[START OF Provided information]

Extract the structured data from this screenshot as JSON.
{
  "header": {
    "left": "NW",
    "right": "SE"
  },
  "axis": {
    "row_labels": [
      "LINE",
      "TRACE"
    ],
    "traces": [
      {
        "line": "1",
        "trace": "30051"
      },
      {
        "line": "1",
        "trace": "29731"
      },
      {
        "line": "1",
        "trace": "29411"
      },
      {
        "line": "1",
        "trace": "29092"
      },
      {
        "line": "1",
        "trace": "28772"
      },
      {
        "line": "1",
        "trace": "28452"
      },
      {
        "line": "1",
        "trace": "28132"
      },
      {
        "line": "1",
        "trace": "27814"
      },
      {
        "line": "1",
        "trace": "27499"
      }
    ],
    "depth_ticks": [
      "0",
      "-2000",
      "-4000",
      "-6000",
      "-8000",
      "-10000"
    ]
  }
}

[END OF Provided information]

→ **Aim**
All of the lines above need to be given again exactly.

→ **Output of the exercise**
Extract the structured data from this screenshot as JSON.
{
  "header": {
    "left": "NW",
    "right": "SE"
  },
  "axis": {
    "row_labels": [
      "LINE",
      "TRACE"
    ],
    "traces": [
      {
        "line": "1",
        "trace": "30051"
      },
      {
        "line": "1",
        "trace": "29731"
      },
      {
        "line": "1",
        "trace": "29411"
      },
      {
        "line": "1",
        "trace": "29092"
      },
      {
        "line": "1",
        "trace": "28772"
      },
      {
        "line": "1",
        "trace": "28452"
      },
      {
        "line": "1",
        "trace": "28132"
      },
      {
        "line": "1",
        "trace": "27814"
      },
      {
        "line": "1",
        "trace": "27499"
      }
    ],
    "depth_ticks": [
      "0",
      "-2000",
      "-4000",
      "-6000",
      "-8000",
      "-10000"
    ]
  }
}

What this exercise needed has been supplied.